AIM: Copy out all the lines where "Азии" shows up.
((
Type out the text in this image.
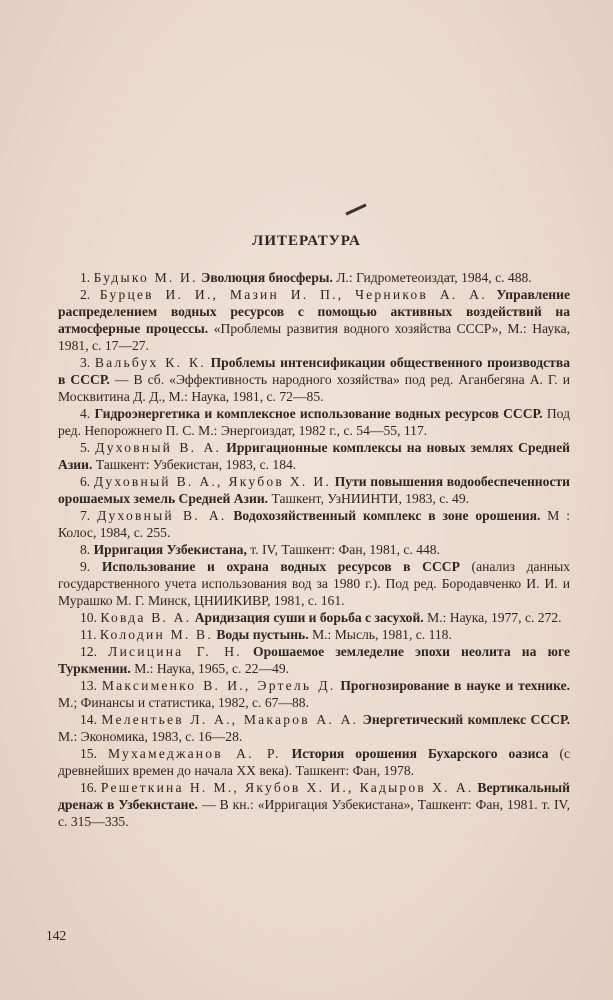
ЛИТЕРАТУРА

1. Будыко М. И. Эволюция биосферы. Л.: Гидрометеоиздат, 1984, с. 488.

2. Бурцев И. И., Мазин И. П., Черников А. А. Управление распределением водных ресурсов с помощью активных воздействий на атмосферные процессы. «Проблемы развития водного хозяйства СССР», М.: Наука, 1981, с. 17—27.

3. Вальбух К. К. Проблемы интенсификации общественного производства в СССР. — В сб. «Эффективность народного хозяйства» под ред. Аганбегяна А. Г. и Москвитина Д. Д., М.: Наука, 1981, с. 72—85.

4. Гидроэнергетика и комплексное использование водных ресурсов СССР. Под ред. Непорожнего П. С. М.: Энергоиздат, 1982 г., с. 54—55, 117.

5. Духовный В. А. Ирригационные комплексы на новых землях Средней Азии. Ташкент: Узбекистан, 1983, с. 184.

6. Духовный В. А., Якубов Х. И. Пути повышения водообеспеченности орошаемых земель Средней Азии. Ташкент, УзНИИНТИ, 1983, с. 49.

7. Духовный В. А. Водохозяйственный комплекс в зоне орошения. М : Колос, 1984, с. 255.

8. Ирригация Узбекистана, т. IV, Ташкент: Фан, 1981, с. 448.

9. Использование и охрана водных ресурсов в СССР (анализ данных государственного учета использования вод за 1980 г.). Под ред. Бородавченко И. И. и Мурашко М. Г. Минск, ЦНИИКИВР, 1981, с. 161.

10. Ковда В. А. Аридизация суши и борьба с засухой. М.: Наука, 1977, с. 272.

11. Колодин М. В. Воды пустынь. М.: Мысль, 1981, с. 118.

12. Лисицина Г. Н. Орошаемое земледелие эпохи неолита на юге Туркмении. М.: Наука, 1965, с. 22—49.

13. Максименко В. И., Эртель Д. Прогнозирование в науке и технике. М.; Финансы и статистика, 1982, с. 67—88.

14. Мелентьев Л. А., Макаров А. А. Энергетический комплекс СССР. М.: Экономика, 1983, с. 16—28.

15. Мухамеджанов А. Р. История орошения Бухарского оазиса (с древнейших времен до начала XX века). Ташкент: Фан, 1978.

16. Решеткина Н. М., Якубов Х. И., Кадыров Х. А. Вертикальный дренаж в Узбекистане. — В кн.: «Ирригация Узбекистана», Ташкент: Фан, 1981. т. IV, с. 315—335.

142
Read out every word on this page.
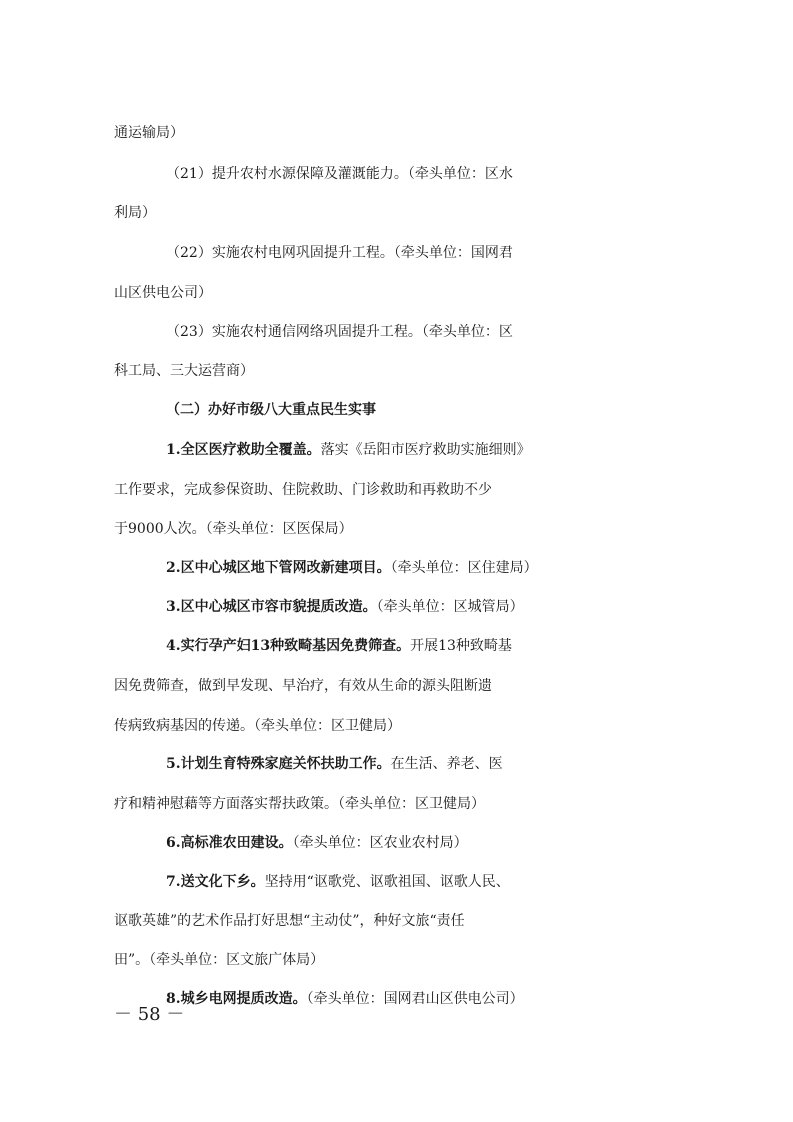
通运输局）
（21）提升农村水源保障及灌溉能力。（牵头单位：区水
利局）
（22）实施农村电网巩固提升工程。（牵头单位：国网君
山区供电公司）
（23）实施农村通信网络巩固提升工程。（牵头单位：区
科工局、三大运营商）
（二）办好市级八大重点民生实事
1.全区医疗救助全覆盖。落实《岳阳市医疗救助实施细则》
工作要求，完成参保资助、住院救助、门诊救助和再救助不少
于9000人次。（牵头单位：区医保局）
2.区中心城区地下管网改新建项目。（牵头单位：区住建局）
3.区中心城区市容市貌提质改造。（牵头单位：区城管局）
4.实行孕产妇13种致畸基因免费筛查。开展13种致畸基
因免费筛查，做到早发现、早治疗，有效从生命的源头阻断遗
传病致病基因的传递。（牵头单位：区卫健局）
5.计划生育特殊家庭关怀扶助工作。在生活、养老、医
疗和精神慰藉等方面落实帮扶政策。（牵头单位：区卫健局）
6.高标准农田建设。（牵头单位：区农业农村局）
7.送文化下乡。坚持用“讴歌党、讴歌祖国、讴歌人民、
讴歌英雄”的艺术作品打好思想“主动仗”，种好文旅“责任
田”。（牵头单位：区文旅广体局）
8.城乡电网提质改造。（牵头单位：国网君山区供电公司）
－ 58 －
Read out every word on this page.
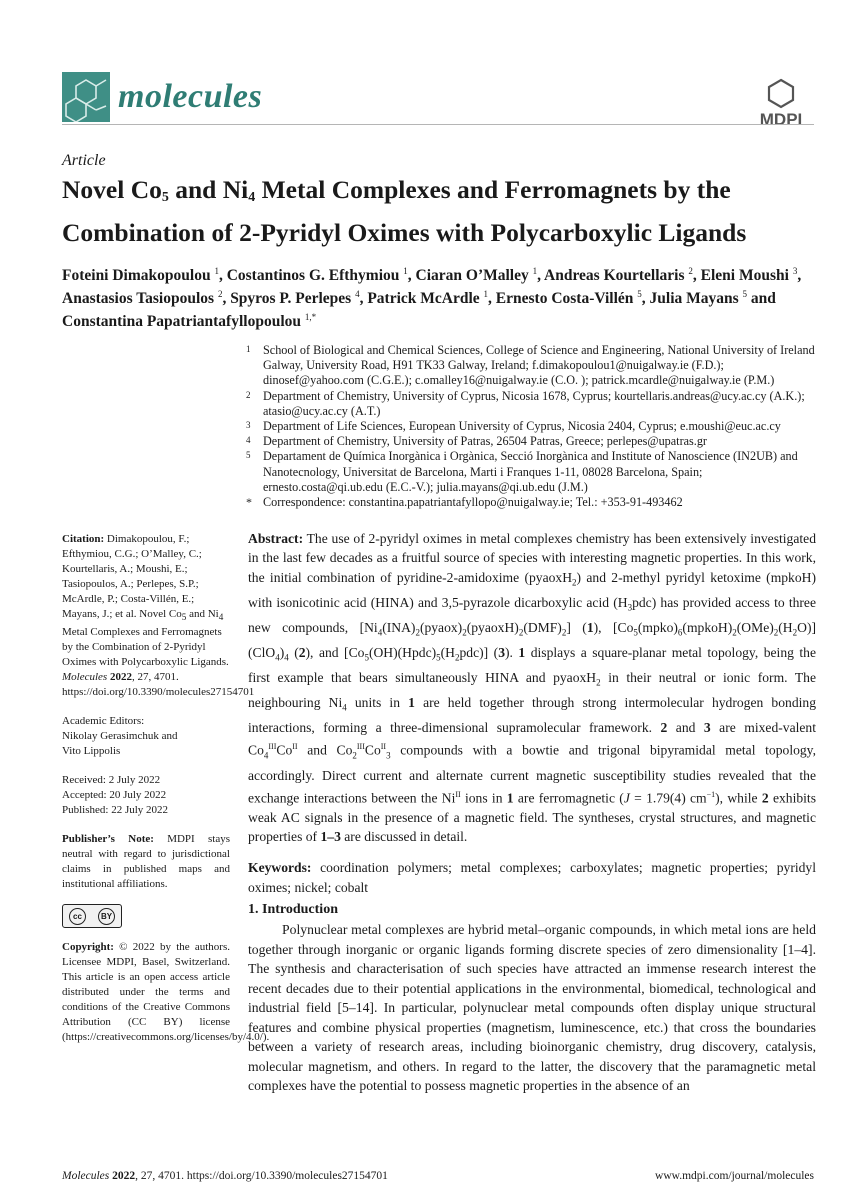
molecules
MDPI
Article
Novel $Co_5$ and $Ni_4$ Metal Complexes and Ferromagnets by the
Combination of 2-Pyridyl Oximes with Polycarboxylic Ligands

Foteini Dimakopoulou $^1$, Costantinos G. Efthymiou $^1$, Ciaran O’Malley $^1$, Andreas Kourtellaris $^2$, Eleni Moushi $^3$, Anastasios Tasiopoulos $^2$, Spyros P. Perlepes $^4$, Patrick McArdle $^1$, Ernesto Costa-Villén $^5$, Julia Mayans $^5$ and Constantina Papatriantafyllopoulou $^{1,*}$

1 School of Biological and Chemical Sciences, College of Science and Engineering, National University of Ireland Galway, University Road, H91 TK33 Galway, Ireland; f.dimakopoulou1@nuigalway.ie (F.D.); dinosef@yahoo.com (C.G.E.); c.omalley16@nuigalway.ie (C.O. ); patrick.mcardle@nuigalway.ie (P.M.)
2 Department of Chemistry, University of Cyprus, Nicosia 1678, Cyprus; kourtellaris.andreas@ucy.ac.cy (A.K.); atasio@ucy.ac.cy (A.T.)
3 Department of Life Sciences, European University of Cyprus, Nicosia 2404, Cyprus; e.moushi@euc.ac.cy
4 Department of Chemistry, University of Patras, 26504 Patras, Greece; perlepes@upatras.gr
5 Departament de Química Inorgànica i Orgànica, Secció Inorgànica and Institute of Nanoscience (IN2UB) and Nanotecnology, Universitat de Barcelona, Marti i Franques 1-11, 08028 Barcelona, Spain; ernesto.costa@qi.ub.edu (E.C.-V.); julia.mayans@qi.ub.edu (J.M.)
* Correspondence: constantina.papatriantafyllopo@nuigalway.ie; Tel.: +353-91-493462

Citation: Dimakopoulou, F.; Efthymiou, C.G.; O’Malley, C.; Kourtellaris, A.; Moushi, E.; Tasiopoulos, A.; Perlepes, S.P.; McArdle, P.; Costa-Villén, E.; Mayans, J.; et al. Novel $Co_5$ and $Ni_4$ Metal Complexes and Ferromagnets by the Combination of 2-Pyridyl Oximes with Polycarboxylic Ligands. Molecules 2022, 27, 4701. https://doi.org/10.3390/molecules27154701

Academic Editors:
Nikolay Gerasimchuk and
Vito Lippolis

Received: 2 July 2022
Accepted: 20 July 2022
Published: 22 July 2022

Publisher’s Note: MDPI stays neutral with regard to jurisdictional claims in published maps and institutional affiliations.

cc	BY

Copyright: © 2022 by the authors. Licensee MDPI, Basel, Switzerland. This article is an open access article distributed under the terms and conditions of the Creative Commons Attribution (CC BY) license (https://creativecommons.org/licenses/by/4.0/).

Abstract: The use of 2-pyridyl oximes in metal complexes chemistry has been extensively investigated in the last few decades as a fruitful source of species with interesting magnetic properties. In this work, the initial combination of pyridine-2-amidoxime (pyaoxH$_2$) and 2-methyl pyridyl ketoxime (mpkoH) with isonicotinic acid (HINA) and 3,5-pyrazole dicarboxylic acid $(H_3pdc)$ has provided access to three new compounds, $[Ni_4(INA)_2(pyaox)_2(pyaoxH)_2(DMF)_2]$ (1), $[Co_5(mpko)_6(mpkoH)_2(OMe)_2(H_2O)](ClO_4)_4$ (2), and $[Co_5(OH)(Hpdc)_5(H_2pdc)]$ (3). 1 displays a square-planar metal topology, being the first example that bears simultaneously HINA and pyaoxH$_2$ in their neutral or ionic form. The neighbouring $Ni_4$ units in 1 are held together through strong intermolecular hydrogen bonding interactions, forming a three-dimensional supramolecular framework. 2 and 3 are mixed-valent $Co_4^{III}Co^{II}$ and $Co_2^{III}Co^{II}_3$ compounds with a bowtie and trigonal bipyramidal metal topology, accordingly. Direct current and alternate current magnetic susceptibility studies revealed that the exchange interactions between the $Ni^{II}$ ions in 1 are ferromagnetic (J = 1.79(4) $cm^{-1}$), while 2 exhibits weak AC signals in the presence of a magnetic field. The syntheses, crystal structures, and magnetic properties of 1–3 are discussed in detail.

Keywords: coordination polymers; metal complexes; carboxylates; magnetic properties; pyridyl oximes; nickel; cobalt

1. Introduction

Polynuclear metal complexes are hybrid metal–organic compounds, in which metal ions are held together through inorganic or organic ligands forming discrete species of zero dimensionality [1–4]. The synthesis and characterisation of such species have attracted an immense research interest the recent decades due to their potential applications in the environmental, biomedical, technological and industrial field [5–14]. In particular, polynuclear metal compounds often display unique structural features and combine physical properties (magnetism, luminescence, etc.) that cross the boundaries between a variety of research areas, including bioinorganic chemistry, drug discovery, catalysis, molecular magnetism, and others. In regard to the latter, the discovery that the paramagnetic metal complexes have the potential to possess magnetic properties in the absence of an

Molecules 2022, 27, 4701. https://doi.org/10.3390/molecules27154701	www.mdpi.com/journal/molecules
))
SOLVED PROBLEM:
5. Духовный В. А. Ирригационные комплексы на новых землях Средней Азии. Ташкент: Узбекистан, 1983, с. 184.
6. Духовный В. А., Якубов Х. И. Пути повышения водообеспеченности орошаемых земель Средней Азии. Ташкент, УзНИИНТИ, 1983, с. 49.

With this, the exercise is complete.